───── Supplied entries

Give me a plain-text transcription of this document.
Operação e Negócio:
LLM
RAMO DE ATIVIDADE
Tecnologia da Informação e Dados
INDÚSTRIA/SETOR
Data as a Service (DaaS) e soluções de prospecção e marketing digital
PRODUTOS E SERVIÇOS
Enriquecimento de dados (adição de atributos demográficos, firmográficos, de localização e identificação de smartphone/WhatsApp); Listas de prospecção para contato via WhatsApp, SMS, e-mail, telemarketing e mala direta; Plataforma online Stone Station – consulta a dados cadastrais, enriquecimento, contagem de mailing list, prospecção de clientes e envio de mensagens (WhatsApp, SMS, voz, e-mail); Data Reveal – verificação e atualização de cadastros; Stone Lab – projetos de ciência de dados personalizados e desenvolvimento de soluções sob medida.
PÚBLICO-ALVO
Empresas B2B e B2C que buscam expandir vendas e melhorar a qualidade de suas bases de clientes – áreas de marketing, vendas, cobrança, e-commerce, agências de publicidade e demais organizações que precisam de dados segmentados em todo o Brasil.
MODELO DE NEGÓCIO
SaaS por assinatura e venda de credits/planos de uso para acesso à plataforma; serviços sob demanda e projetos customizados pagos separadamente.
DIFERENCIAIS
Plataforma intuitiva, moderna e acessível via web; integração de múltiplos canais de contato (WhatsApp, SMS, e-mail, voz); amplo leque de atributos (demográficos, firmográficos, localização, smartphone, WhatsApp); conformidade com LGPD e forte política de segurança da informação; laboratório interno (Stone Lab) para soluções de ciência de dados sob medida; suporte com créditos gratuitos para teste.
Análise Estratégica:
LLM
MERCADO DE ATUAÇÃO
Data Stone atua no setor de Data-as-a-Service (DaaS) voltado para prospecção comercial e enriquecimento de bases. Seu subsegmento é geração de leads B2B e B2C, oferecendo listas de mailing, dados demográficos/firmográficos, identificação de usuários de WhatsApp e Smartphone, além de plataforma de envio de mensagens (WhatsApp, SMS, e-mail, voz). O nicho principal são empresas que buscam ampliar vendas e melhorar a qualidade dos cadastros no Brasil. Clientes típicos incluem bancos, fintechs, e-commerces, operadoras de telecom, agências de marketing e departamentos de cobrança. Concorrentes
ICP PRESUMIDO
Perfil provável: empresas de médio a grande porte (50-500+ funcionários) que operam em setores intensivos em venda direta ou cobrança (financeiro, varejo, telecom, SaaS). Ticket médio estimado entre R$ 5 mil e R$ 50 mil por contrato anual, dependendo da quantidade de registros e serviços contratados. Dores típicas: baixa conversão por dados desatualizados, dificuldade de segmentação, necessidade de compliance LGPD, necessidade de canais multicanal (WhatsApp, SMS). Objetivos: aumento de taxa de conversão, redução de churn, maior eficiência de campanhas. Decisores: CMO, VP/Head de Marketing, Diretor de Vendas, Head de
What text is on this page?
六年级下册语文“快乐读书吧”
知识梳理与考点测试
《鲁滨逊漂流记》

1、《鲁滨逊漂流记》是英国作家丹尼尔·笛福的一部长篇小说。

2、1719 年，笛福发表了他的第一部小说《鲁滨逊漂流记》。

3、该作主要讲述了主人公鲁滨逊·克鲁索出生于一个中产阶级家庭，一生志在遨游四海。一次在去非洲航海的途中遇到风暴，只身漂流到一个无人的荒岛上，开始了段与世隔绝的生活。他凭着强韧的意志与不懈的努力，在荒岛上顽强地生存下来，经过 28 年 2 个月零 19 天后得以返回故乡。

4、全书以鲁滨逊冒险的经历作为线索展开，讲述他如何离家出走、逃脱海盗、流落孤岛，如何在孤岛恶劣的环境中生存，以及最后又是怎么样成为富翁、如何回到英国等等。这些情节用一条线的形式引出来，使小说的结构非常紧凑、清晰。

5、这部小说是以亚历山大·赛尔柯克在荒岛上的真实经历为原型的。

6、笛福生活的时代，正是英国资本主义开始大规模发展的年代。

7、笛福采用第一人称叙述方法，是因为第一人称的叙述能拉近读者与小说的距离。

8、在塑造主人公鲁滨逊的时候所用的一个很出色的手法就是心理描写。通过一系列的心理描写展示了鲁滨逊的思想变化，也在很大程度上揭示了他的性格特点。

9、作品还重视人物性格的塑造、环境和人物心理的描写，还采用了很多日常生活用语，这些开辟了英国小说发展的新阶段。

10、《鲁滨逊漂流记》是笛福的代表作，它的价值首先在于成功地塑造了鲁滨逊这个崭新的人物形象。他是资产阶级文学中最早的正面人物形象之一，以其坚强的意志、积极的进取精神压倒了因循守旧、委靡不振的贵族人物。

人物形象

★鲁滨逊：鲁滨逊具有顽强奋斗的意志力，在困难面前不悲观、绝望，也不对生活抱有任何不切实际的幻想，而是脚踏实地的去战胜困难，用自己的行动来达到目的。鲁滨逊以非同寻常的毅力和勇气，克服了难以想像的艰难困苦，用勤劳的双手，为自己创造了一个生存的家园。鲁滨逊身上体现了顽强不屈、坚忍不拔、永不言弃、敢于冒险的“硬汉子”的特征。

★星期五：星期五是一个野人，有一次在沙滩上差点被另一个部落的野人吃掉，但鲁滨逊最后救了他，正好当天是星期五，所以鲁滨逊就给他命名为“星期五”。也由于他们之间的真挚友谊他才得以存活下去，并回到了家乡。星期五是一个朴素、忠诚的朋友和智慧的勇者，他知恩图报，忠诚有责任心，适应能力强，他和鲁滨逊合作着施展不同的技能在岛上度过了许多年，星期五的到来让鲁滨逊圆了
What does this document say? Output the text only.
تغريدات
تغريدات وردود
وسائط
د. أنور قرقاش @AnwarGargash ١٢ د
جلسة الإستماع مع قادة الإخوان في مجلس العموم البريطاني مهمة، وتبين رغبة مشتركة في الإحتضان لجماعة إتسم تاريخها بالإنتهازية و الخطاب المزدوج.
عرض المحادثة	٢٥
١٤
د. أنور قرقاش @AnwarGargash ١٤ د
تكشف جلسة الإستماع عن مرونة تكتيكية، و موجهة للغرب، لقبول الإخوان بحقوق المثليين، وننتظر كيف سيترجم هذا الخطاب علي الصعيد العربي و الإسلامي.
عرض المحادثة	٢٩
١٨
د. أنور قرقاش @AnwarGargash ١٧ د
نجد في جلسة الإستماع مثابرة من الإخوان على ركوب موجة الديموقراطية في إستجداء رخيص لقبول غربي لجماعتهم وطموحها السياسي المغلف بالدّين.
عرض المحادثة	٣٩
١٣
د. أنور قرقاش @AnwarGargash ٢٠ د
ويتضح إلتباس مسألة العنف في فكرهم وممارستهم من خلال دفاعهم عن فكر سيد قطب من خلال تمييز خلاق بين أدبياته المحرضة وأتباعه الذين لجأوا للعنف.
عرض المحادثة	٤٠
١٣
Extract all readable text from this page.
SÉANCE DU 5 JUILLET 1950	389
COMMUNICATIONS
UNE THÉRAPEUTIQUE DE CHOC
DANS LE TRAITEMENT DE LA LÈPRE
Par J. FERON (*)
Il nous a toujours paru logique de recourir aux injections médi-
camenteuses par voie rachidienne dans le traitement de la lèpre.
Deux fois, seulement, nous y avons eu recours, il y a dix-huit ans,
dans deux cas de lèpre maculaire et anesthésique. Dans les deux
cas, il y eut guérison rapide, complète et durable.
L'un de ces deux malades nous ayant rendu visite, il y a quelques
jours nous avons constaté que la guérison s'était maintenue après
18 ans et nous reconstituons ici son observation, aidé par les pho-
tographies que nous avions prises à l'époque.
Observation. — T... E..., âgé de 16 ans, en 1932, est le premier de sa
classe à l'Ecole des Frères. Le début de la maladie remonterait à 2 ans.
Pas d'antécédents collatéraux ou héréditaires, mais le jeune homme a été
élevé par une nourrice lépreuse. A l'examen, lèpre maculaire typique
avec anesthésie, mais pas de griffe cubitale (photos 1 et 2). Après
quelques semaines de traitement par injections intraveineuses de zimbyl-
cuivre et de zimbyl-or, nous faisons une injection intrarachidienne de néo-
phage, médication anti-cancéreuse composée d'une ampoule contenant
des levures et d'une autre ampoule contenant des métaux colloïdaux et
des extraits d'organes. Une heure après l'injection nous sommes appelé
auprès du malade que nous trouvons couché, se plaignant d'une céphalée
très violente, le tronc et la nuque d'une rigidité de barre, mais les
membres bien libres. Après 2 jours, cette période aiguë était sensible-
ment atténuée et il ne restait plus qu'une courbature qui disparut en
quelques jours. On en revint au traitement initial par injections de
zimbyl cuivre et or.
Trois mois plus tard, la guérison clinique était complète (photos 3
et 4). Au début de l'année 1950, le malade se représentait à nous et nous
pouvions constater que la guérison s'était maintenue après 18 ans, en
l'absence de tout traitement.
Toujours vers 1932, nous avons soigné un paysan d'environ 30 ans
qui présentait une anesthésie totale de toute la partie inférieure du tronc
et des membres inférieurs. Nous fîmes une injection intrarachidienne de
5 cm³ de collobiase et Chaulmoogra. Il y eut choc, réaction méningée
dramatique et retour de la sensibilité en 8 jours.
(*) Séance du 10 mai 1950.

──────────

■ Exercise: Each line of the material that holds the string "maintenue" counts once; give the total alone.

■ Right answer: 2